■ **Do this**
Quote the records beneath, complete and exact. Leave out images.

■ **Supplied entries**

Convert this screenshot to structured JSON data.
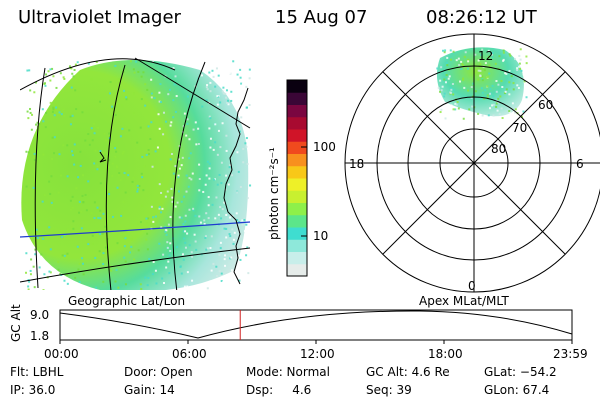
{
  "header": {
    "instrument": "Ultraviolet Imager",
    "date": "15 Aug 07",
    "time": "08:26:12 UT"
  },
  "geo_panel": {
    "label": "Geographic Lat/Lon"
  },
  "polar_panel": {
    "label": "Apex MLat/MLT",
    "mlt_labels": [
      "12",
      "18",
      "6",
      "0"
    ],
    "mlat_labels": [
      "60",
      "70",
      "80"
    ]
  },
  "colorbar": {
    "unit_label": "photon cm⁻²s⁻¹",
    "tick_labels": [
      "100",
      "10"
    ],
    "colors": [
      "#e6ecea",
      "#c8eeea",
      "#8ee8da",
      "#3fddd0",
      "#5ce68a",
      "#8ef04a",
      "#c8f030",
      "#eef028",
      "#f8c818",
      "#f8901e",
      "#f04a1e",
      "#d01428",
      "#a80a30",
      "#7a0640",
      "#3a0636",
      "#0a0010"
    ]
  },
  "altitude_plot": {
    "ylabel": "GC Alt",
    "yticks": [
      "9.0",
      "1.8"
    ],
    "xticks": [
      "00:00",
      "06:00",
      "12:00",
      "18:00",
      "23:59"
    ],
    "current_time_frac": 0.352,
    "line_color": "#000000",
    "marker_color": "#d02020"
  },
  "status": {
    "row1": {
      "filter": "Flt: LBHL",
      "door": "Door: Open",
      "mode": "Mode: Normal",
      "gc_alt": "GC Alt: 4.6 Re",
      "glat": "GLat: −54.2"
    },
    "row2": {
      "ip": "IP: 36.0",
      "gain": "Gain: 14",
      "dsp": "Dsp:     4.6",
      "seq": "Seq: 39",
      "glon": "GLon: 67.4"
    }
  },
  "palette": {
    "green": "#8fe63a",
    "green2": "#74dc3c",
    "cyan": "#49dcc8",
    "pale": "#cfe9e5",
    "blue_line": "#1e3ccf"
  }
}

■ **Task solution**
Convert this screenshot to structured JSON data.
{
  "header": {
    "instrument": "Ultraviolet Imager",
    "date": "15 Aug 07",
    "time": "08:26:12 UT"
  },
  "geo_panel": {
    "label": "Geographic Lat/Lon"
  },
  "polar_panel": {
    "label": "Apex MLat/MLT",
    "mlt_labels": [
      "12",
      "18",
      "6",
      "0"
    ],
    "mlat_labels": [
      "60",
      "70",
      "80"
    ]
  },
  "colorbar": {
    "unit_label": "photon cm⁻²s⁻¹",
    "tick_labels": [
      "100",
      "10"
    ],
    "colors": [
      "#e6ecea",
      "#c8eeea",
      "#8ee8da",
      "#3fddd0",
      "#5ce68a",
      "#8ef04a",
      "#c8f030",
      "#eef028",
      "#f8c818",
      "#f8901e",
      "#f04a1e",
      "#d01428",
      "#a80a30",
      "#7a0640",
      "#3a0636",
      "#0a0010"
    ]
  },
  "altitude_plot": {
    "ylabel": "GC Alt",
    "yticks": [
      "9.0",
      "1.8"
    ],
    "xticks": [
      "00:00",
      "06:00",
      "12:00",
      "18:00",
      "23:59"
    ],
    "current_time_frac": 0.352,
    "line_color": "#000000",
    "marker_color": "#d02020"
  },
  "status": {
    "row1": {
      "filter": "Flt: LBHL",
      "door": "Door: Open",
      "mode": "Mode: Normal",
      "gc_alt": "GC Alt: 4.6 Re",
      "glat": "GLat: −54.2"
    },
    "row2": {
      "ip": "IP: 36.0",
      "gain": "Gain: 14",
      "dsp": "Dsp:     4.6",
      "seq": "Seq: 39",
      "glon": "GLon: 67.4"
    }
  },
  "palette": {
    "green": "#8fe63a",
    "green2": "#74dc3c",
    "cyan": "#49dcc8",
    "pale": "#cfe9e5",
    "blue_line": "#1e3ccf"
  }
}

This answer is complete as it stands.